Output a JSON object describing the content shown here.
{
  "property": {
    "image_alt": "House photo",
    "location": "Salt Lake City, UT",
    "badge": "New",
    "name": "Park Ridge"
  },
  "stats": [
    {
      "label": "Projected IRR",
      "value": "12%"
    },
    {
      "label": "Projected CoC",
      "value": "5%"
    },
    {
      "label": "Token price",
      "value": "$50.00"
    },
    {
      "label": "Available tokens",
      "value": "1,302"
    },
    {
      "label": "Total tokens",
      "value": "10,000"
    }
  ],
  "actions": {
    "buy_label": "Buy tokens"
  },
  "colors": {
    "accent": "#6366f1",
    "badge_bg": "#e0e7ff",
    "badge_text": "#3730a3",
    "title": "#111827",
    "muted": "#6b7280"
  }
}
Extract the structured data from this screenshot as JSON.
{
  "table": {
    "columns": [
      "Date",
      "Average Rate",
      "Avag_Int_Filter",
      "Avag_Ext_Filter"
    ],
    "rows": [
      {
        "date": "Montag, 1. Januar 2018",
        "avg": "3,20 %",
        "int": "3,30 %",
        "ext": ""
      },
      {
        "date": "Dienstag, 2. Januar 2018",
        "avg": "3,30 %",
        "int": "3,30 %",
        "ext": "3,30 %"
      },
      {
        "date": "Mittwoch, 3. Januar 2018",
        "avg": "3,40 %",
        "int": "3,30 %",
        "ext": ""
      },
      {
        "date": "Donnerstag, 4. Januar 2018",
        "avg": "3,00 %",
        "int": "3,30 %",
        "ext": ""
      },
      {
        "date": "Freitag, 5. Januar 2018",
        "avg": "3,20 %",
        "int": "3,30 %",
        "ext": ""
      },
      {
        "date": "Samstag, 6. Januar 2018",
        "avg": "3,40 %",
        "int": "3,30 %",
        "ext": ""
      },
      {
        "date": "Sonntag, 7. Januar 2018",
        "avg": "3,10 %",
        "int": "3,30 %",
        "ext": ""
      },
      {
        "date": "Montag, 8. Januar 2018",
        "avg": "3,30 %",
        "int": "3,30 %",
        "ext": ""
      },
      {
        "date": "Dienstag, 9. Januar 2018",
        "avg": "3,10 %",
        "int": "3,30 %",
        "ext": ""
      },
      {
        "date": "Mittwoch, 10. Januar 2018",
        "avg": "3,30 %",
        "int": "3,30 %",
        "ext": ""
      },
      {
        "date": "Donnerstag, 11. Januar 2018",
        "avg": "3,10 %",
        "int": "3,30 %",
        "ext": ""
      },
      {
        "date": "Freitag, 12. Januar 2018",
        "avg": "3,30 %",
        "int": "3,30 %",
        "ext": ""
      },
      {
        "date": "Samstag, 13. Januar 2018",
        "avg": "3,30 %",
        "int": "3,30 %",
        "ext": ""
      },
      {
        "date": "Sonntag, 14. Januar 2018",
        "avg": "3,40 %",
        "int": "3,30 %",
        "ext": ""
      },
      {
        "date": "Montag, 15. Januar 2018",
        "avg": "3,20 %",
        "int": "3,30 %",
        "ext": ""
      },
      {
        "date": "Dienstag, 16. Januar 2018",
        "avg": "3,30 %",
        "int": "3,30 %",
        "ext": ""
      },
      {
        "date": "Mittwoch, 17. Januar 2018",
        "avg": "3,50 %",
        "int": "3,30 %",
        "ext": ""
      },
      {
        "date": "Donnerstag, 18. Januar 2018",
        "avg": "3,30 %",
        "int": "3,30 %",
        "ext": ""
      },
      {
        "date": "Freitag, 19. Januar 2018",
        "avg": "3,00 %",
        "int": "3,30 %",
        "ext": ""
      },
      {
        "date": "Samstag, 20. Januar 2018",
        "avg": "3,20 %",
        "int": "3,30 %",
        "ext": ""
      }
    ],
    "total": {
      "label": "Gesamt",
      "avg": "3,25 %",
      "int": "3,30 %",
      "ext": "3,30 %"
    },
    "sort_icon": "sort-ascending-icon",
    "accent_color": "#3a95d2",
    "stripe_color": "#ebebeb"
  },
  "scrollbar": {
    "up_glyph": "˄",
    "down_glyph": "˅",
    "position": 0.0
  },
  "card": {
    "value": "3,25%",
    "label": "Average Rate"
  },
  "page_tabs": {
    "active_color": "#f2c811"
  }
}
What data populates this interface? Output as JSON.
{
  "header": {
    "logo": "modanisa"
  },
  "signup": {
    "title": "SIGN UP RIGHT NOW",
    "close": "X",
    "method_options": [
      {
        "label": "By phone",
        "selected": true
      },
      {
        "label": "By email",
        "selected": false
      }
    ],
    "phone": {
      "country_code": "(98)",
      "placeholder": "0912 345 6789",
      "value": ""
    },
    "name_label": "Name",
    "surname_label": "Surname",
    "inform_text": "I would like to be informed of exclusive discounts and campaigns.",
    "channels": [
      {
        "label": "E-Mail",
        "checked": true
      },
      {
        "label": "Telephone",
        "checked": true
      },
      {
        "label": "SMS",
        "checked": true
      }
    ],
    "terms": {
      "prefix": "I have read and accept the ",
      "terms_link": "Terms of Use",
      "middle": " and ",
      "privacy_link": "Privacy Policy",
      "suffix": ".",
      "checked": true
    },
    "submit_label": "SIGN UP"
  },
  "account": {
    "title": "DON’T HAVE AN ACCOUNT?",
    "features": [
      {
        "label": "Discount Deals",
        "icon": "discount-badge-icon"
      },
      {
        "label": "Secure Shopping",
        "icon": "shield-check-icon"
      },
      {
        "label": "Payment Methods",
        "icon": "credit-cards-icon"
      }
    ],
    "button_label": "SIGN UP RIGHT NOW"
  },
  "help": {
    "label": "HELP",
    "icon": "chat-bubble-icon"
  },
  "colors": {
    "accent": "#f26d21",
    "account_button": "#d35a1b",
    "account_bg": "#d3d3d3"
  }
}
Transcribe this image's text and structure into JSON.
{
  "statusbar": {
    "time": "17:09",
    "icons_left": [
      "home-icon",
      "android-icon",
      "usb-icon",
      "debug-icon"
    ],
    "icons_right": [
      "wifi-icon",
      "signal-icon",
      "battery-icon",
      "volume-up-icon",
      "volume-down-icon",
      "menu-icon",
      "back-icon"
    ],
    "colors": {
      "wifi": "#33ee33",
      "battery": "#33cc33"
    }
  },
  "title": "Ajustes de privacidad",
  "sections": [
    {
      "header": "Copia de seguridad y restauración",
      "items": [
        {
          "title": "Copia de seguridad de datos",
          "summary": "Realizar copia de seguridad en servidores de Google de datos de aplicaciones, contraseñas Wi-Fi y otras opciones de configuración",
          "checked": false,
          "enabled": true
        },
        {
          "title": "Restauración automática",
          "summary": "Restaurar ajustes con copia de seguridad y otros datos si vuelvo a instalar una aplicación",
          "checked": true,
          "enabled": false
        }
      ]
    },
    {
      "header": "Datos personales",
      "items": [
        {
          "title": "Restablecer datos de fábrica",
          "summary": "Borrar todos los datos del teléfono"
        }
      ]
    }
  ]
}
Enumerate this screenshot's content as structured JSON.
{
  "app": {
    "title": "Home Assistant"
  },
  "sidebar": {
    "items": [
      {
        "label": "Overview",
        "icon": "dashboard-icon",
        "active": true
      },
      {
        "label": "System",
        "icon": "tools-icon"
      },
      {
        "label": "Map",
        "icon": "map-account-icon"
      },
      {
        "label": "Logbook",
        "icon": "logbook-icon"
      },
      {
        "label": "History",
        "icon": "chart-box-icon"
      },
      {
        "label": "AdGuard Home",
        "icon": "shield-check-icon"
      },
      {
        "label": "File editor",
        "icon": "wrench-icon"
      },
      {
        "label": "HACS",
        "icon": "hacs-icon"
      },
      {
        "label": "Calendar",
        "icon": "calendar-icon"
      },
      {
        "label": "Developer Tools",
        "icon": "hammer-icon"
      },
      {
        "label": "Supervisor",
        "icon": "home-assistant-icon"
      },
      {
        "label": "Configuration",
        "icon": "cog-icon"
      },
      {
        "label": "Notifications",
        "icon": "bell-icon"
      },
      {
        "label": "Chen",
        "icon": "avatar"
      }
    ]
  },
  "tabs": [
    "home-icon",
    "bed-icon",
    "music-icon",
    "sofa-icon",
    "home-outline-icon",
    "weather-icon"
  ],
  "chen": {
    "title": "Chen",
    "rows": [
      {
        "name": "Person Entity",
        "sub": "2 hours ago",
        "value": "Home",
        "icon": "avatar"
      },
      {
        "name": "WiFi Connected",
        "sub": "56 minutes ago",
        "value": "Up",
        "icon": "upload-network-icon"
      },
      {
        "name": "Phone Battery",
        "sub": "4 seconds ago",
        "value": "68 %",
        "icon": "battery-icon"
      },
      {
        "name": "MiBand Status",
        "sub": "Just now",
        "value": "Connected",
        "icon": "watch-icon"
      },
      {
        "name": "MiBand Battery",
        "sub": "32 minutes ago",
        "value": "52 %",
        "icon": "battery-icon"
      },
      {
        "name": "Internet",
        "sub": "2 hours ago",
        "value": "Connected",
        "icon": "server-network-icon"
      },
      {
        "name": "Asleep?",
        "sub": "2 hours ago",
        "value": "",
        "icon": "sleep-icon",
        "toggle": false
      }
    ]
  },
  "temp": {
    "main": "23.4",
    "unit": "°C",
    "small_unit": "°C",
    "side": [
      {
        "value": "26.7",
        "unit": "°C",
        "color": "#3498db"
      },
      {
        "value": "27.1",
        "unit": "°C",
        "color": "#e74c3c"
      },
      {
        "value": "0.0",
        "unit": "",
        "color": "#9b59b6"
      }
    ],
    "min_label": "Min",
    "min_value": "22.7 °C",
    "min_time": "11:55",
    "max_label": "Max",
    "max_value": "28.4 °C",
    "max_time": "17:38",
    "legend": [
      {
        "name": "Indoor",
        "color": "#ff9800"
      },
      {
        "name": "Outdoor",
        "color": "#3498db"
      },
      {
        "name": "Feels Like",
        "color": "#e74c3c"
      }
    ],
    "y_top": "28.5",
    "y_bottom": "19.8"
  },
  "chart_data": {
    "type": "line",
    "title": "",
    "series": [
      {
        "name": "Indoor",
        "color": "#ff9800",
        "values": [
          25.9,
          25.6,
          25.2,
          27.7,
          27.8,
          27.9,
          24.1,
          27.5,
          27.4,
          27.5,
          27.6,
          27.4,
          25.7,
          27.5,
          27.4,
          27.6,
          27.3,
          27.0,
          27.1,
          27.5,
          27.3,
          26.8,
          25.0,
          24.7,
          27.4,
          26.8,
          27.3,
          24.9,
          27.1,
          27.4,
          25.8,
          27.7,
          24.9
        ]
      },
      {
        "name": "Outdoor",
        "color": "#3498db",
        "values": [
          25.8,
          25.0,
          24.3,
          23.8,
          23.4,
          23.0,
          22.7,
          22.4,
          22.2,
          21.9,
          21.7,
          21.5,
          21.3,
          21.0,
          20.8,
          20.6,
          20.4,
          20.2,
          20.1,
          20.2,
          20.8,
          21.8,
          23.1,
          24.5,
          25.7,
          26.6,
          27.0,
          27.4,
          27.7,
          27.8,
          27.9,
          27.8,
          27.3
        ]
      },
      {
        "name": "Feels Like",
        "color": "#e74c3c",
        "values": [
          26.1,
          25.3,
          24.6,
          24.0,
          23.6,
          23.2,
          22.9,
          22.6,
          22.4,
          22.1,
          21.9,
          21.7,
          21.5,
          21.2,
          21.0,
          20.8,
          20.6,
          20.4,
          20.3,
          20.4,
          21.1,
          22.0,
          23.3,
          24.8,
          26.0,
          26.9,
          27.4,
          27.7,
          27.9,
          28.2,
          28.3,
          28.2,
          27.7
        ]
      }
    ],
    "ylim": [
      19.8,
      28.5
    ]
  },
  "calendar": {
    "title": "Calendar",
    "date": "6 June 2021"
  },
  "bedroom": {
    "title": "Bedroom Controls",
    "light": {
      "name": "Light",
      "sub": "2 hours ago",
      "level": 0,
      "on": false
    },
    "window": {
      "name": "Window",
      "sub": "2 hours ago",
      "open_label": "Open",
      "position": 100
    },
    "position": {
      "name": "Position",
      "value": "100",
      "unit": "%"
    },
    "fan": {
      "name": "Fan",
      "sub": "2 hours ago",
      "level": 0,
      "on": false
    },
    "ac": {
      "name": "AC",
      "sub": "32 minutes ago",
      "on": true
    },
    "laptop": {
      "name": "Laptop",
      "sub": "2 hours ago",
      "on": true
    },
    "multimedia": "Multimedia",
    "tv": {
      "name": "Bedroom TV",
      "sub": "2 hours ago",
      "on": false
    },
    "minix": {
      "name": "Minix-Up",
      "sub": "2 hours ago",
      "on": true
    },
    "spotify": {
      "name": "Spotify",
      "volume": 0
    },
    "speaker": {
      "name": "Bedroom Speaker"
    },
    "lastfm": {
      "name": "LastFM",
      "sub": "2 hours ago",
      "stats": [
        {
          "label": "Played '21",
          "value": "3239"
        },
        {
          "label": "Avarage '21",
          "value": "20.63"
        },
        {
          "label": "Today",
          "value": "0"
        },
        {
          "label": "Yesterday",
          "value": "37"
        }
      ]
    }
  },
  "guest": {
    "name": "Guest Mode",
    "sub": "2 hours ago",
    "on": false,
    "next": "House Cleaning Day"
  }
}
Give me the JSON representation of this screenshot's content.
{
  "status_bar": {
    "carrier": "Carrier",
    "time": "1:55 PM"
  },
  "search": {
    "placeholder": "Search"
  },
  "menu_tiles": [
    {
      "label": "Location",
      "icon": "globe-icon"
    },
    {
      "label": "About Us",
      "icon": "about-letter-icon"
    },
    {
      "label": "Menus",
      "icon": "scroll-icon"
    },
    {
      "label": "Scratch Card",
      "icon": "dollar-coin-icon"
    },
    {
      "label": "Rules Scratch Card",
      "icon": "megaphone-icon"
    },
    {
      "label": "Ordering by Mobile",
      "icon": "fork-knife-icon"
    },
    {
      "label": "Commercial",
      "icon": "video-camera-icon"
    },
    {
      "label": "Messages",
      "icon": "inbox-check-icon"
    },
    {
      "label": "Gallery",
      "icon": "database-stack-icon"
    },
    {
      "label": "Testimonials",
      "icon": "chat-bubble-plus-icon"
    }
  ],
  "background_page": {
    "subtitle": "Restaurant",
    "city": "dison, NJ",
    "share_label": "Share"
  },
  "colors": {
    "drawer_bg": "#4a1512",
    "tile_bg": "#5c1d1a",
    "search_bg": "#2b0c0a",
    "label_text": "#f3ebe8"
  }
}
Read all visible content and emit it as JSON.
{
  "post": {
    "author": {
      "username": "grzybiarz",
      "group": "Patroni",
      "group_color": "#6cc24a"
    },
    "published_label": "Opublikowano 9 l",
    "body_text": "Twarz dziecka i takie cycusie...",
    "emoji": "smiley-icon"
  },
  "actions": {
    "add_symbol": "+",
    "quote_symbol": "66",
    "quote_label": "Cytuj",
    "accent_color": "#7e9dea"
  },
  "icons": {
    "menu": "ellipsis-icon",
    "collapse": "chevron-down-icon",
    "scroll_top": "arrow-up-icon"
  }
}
··········
## Short problem:
Return all the lines that contain the string "false".

## Answer for this exercise:
        "selected": false
          "checked": false,
          "enabled": false
        "toggle": false
      "on": false
      "on": false
      "on": false
    "on": false,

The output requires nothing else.